Set down the full listing exactly as given. Any pictures are to be left out.

=-=-=-=-=

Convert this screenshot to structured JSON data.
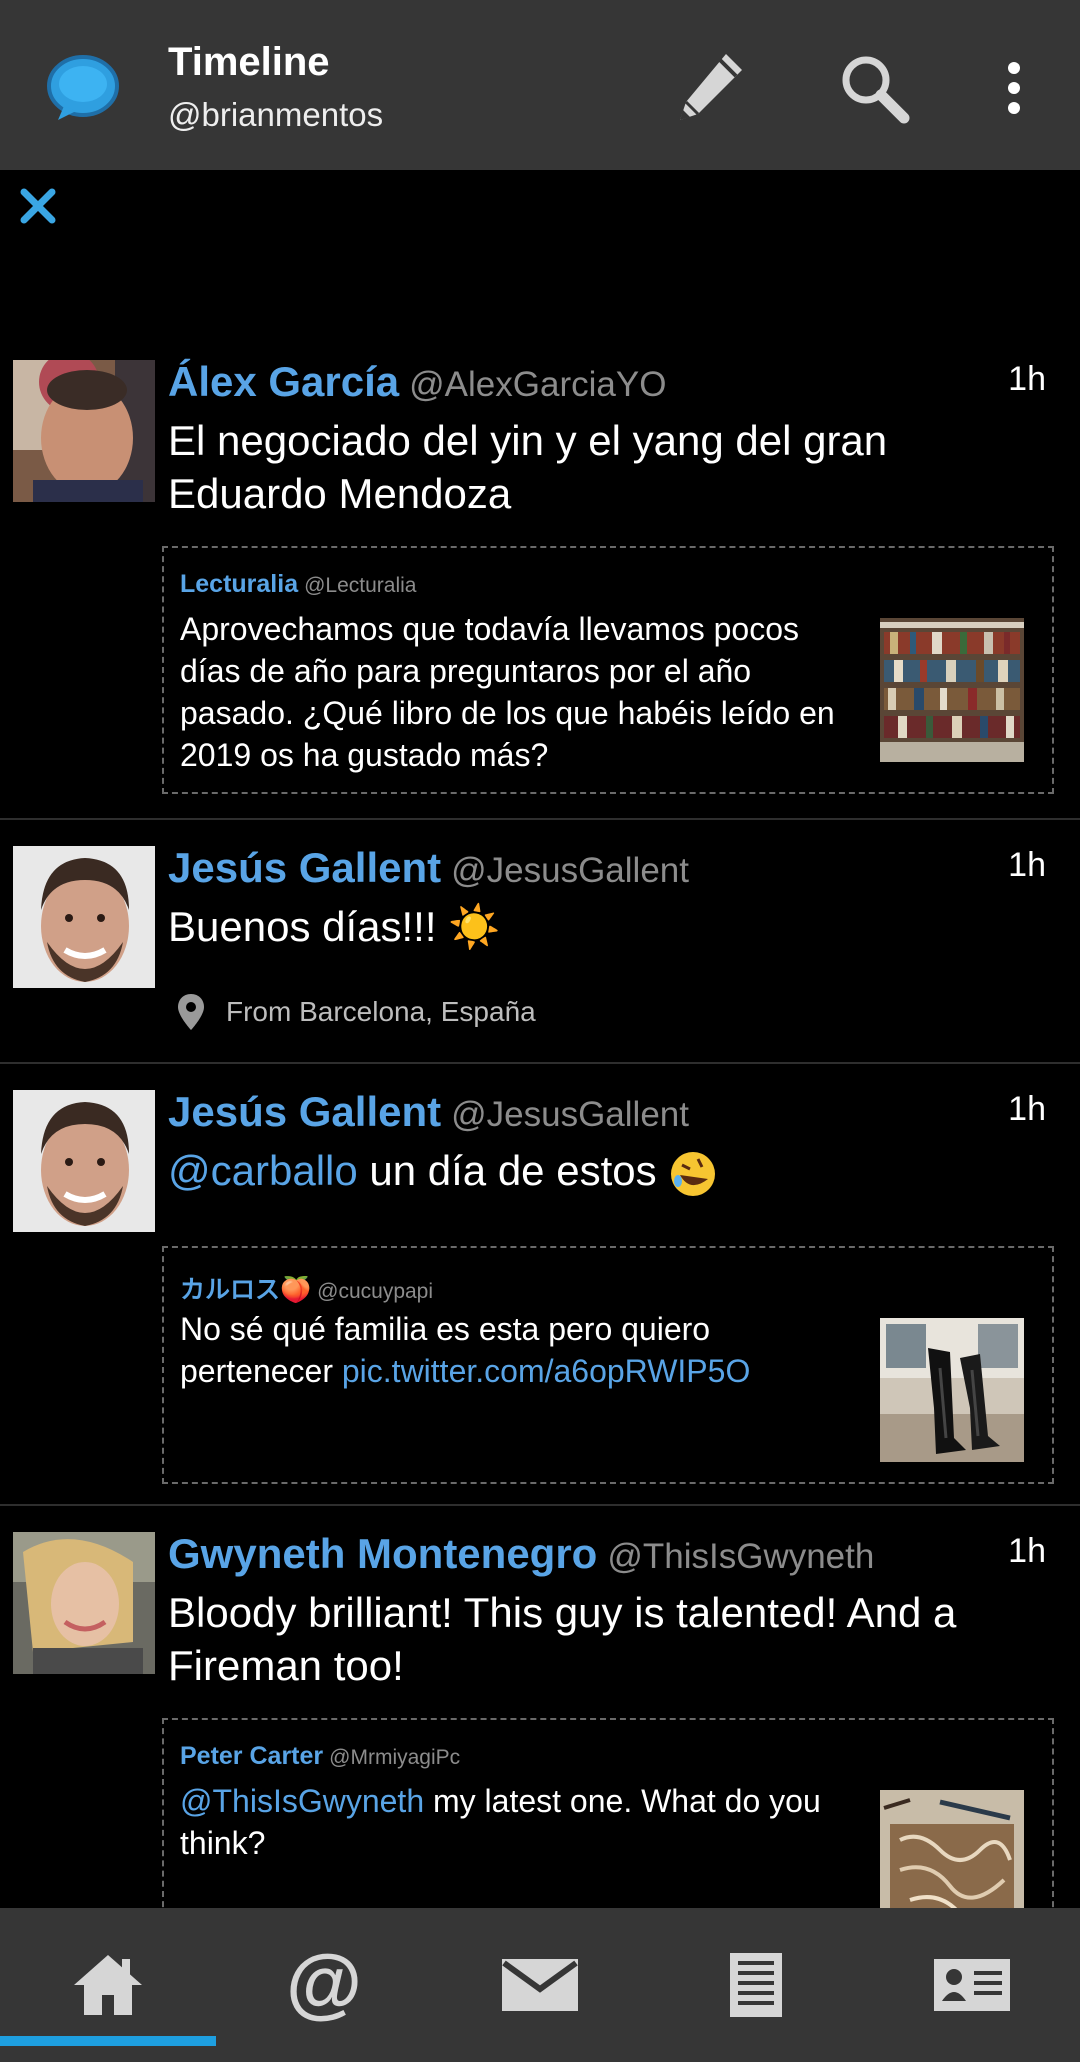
{
  "header": {
    "title": "Timeline",
    "account": "@brianmentos",
    "actions": [
      "pencil-icon",
      "search-icon",
      "overflow-menu-icon"
    ]
  },
  "tweets": [
    {
      "name": "Álex García",
      "handle": "@AlexGarciaYO",
      "time": "1h",
      "text": "El negociado del yin y el yang del gran Eduardo Mendoza",
      "quote": {
        "name": "Lecturalia",
        "handle": "@Lecturalia",
        "text": "Aprovechamos que todavía llevamos pocos días de año para preguntaros por el año pasado. ¿Qué libro de los que habéis leído en 2019 os ha gustado más?"
      }
    },
    {
      "name": "Jesús Gallent",
      "handle": "@JesusGallent",
      "time": "1h",
      "text": "Buenos días!!! ☀️",
      "location": "From Barcelona, España"
    },
    {
      "name": "Jesús Gallent",
      "handle": "@JesusGallent",
      "time": "1h",
      "mention": "@carballo",
      "text": " un día de estos",
      "quote": {
        "name": "カルロス🍑",
        "handle": "@cucuypapi",
        "text": "No sé qué familia es esta pero quiero pertenecer ",
        "link": "pic.twitter.com/a6opRWIP5O"
      }
    },
    {
      "name": "Gwyneth Montenegro",
      "handle": "@ThisIsGwyneth",
      "time": "1h",
      "text": "Bloody brilliant! This guy is talented! And a Fireman too!",
      "quote": {
        "name": "Peter Carter",
        "handle": "@MrmiyagiPc",
        "mention": "@ThisIsGwyneth",
        "text": " my latest one. What do you think?"
      }
    }
  ],
  "bottom_nav": {
    "items": [
      "home-icon",
      "mentions-icon",
      "messages-icon",
      "lists-icon",
      "profile-icon"
    ],
    "selected": "home-icon"
  },
  "colors": {
    "accent": "#59a4e6",
    "indicator": "#1e9fe0",
    "bar_background": "#363636",
    "background": "#000000"
  }
}
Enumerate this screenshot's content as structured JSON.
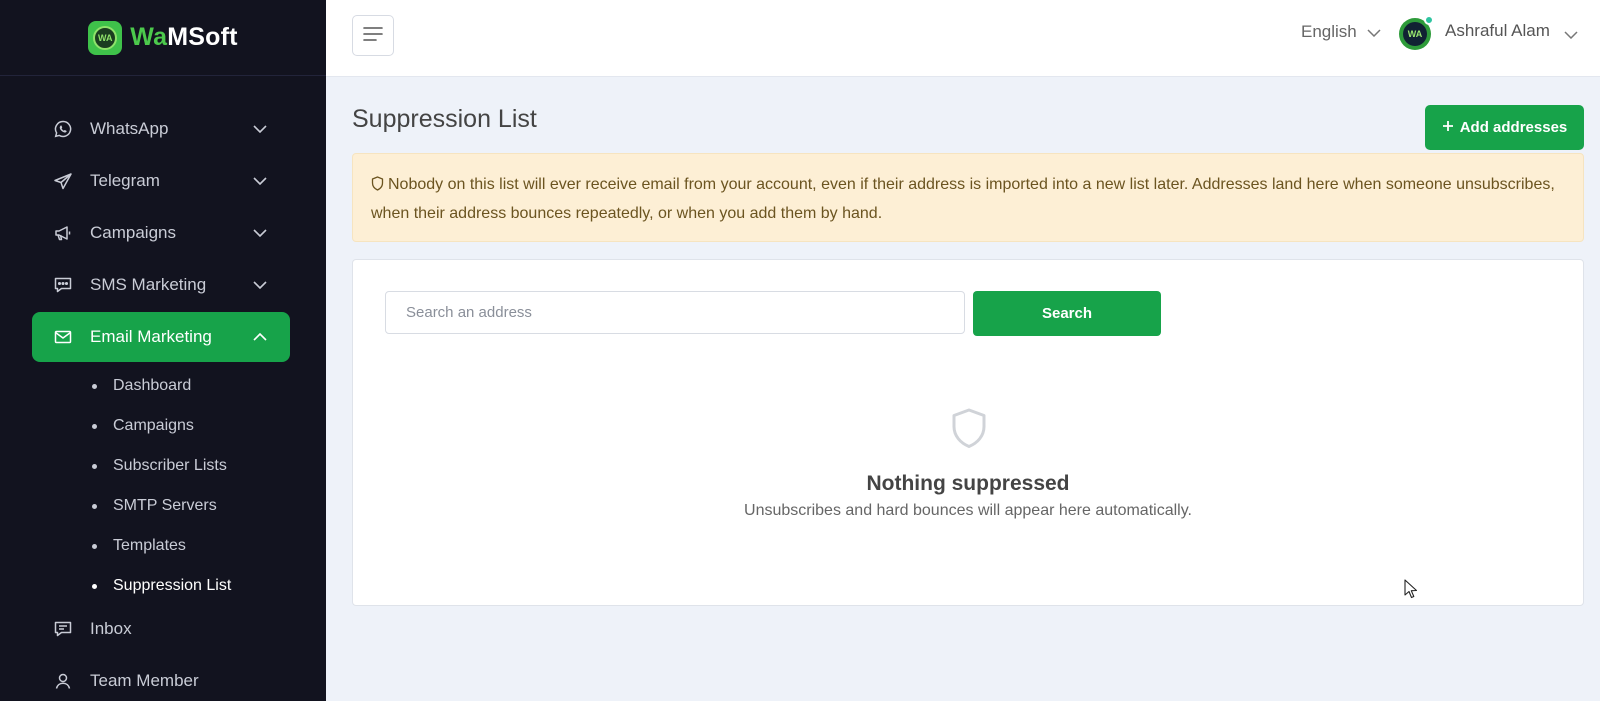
{
  "brand": {
    "name_accent": "Wa",
    "name_rest": "MSoft",
    "logo_text": "WA"
  },
  "sidebar": {
    "items": [
      {
        "label": "WhatsApp",
        "icon": "whatsapp-icon",
        "expanded": false
      },
      {
        "label": "Telegram",
        "icon": "telegram-icon",
        "expanded": false
      },
      {
        "label": "Campaigns",
        "icon": "megaphone-icon",
        "expanded": false
      },
      {
        "label": "SMS Marketing",
        "icon": "sms-icon",
        "expanded": false
      },
      {
        "label": "Email Marketing",
        "icon": "mail-icon",
        "expanded": true,
        "active": true
      },
      {
        "label": "Inbox",
        "icon": "inbox-icon"
      },
      {
        "label": "Team Member",
        "icon": "user-icon"
      }
    ],
    "email_sub": [
      "Dashboard",
      "Campaigns",
      "Subscriber Lists",
      "SMTP Servers",
      "Templates",
      "Suppression List"
    ],
    "email_sub_current": "Suppression List"
  },
  "topbar": {
    "language": "English",
    "user_name": "Ashraful Alam",
    "avatar_text": "WA"
  },
  "page": {
    "title": "Suppression List",
    "add_button_label": "Add addresses",
    "notice": "Nobody on this list will ever receive email from your account, even if their address is imported into a new list later. Addresses land here when someone unsubscribes, when their address bounces repeatedly, or when you add them by hand.",
    "search_placeholder": "Search an address",
    "search_button_label": "Search",
    "empty_title": "Nothing suppressed",
    "empty_subtitle": "Unsubscribes and hard bounces will appear here automatically."
  },
  "colors": {
    "sidebar_bg": "#12131f",
    "accent_green": "#17a34a",
    "notice_bg": "#fdefd5",
    "content_bg": "#eef2f9"
  }
}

=-=-=-=-=

→ OUTPUT FOR THIS TASK
Convert this screenshot to structured JSON data.
{
  "header": {
    "title": "Timeline",
    "account": "@brianmentos",
    "actions": [
      "pencil-icon",
      "search-icon",
      "overflow-menu-icon"
    ]
  },
  "tweets": [
    {
      "name": "Álex García",
      "handle": "@AlexGarciaYO",
      "time": "1h",
      "text": "El negociado del yin y el yang del gran Eduardo Mendoza",
      "quote": {
        "name": "Lecturalia",
        "handle": "@Lecturalia",
        "text": "Aprovechamos que todavía llevamos pocos días de año para preguntaros por el año pasado. ¿Qué libro de los que habéis leído en 2019 os ha gustado más?"
      }
    },
    {
      "name": "Jesús Gallent",
      "handle": "@JesusGallent",
      "time": "1h",
      "text": "Buenos días!!! ☀️",
      "location": "From Barcelona, España"
    },
    {
      "name": "Jesús Gallent",
      "handle": "@JesusGallent",
      "time": "1h",
      "mention": "@carballo",
      "text": " un día de estos",
      "quote": {
        "name": "カルロス🍑",
        "handle": "@cucuypapi",
        "text": "No sé qué familia es esta pero quiero pertenecer ",
        "link": "pic.twitter.com/a6opRWIP5O"
      }
    },
    {
      "name": "Gwyneth Montenegro",
      "handle": "@ThisIsGwyneth",
      "time": "1h",
      "text": "Bloody brilliant! This guy is talented! And a Fireman too!",
      "quote": {
        "name": "Peter Carter",
        "handle": "@MrmiyagiPc",
        "mention": "@ThisIsGwyneth",
        "text": " my latest one. What do you think?"
      }
    }
  ],
  "bottom_nav": {
    "items": [
      "home-icon",
      "mentions-icon",
      "messages-icon",
      "lists-icon",
      "profile-icon"
    ],
    "selected": "home-icon"
  },
  "colors": {
    "accent": "#59a4e6",
    "indicator": "#1e9fe0",
    "bar_background": "#363636",
    "background": "#000000"
  }
}
Enumerate this screenshot's content as structured JSON.
{
  "brand": {
    "name_accent": "Wa",
    "name_rest": "MSoft",
    "logo_text": "WA"
  },
  "sidebar": {
    "items": [
      {
        "label": "WhatsApp",
        "icon": "whatsapp-icon",
        "expanded": false
      },
      {
        "label": "Telegram",
        "icon": "telegram-icon",
        "expanded": false
      },
      {
        "label": "Campaigns",
        "icon": "megaphone-icon",
        "expanded": false
      },
      {
        "label": "SMS Marketing",
        "icon": "sms-icon",
        "expanded": false
      },
      {
        "label": "Email Marketing",
        "icon": "mail-icon",
        "expanded": true,
        "active": true
      },
      {
        "label": "Inbox",
        "icon": "inbox-icon"
      },
      {
        "label": "Team Member",
        "icon": "user-icon"
      }
    ],
    "email_sub": [
      "Dashboard",
      "Campaigns",
      "Subscriber Lists",
      "SMTP Servers",
      "Templates",
      "Suppression List"
    ],
    "email_sub_current": "Suppression List"
  },
  "topbar": {
    "language": "English",
    "user_name": "Ashraful Alam",
    "avatar_text": "WA"
  },
  "page": {
    "title": "Suppression List",
    "add_button_label": "Add addresses",
    "notice": "Nobody on this list will ever receive email from your account, even if their address is imported into a new list later. Addresses land here when someone unsubscribes, when their address bounces repeatedly, or when you add them by hand.",
    "search_placeholder": "Search an address",
    "search_button_label": "Search",
    "empty_title": "Nothing suppressed",
    "empty_subtitle": "Unsubscribes and hard bounces will appear here automatically."
  },
  "colors": {
    "sidebar_bg": "#12131f",
    "accent_green": "#17a34a",
    "notice_bg": "#fdefd5",
    "content_bg": "#eef2f9"
  }
}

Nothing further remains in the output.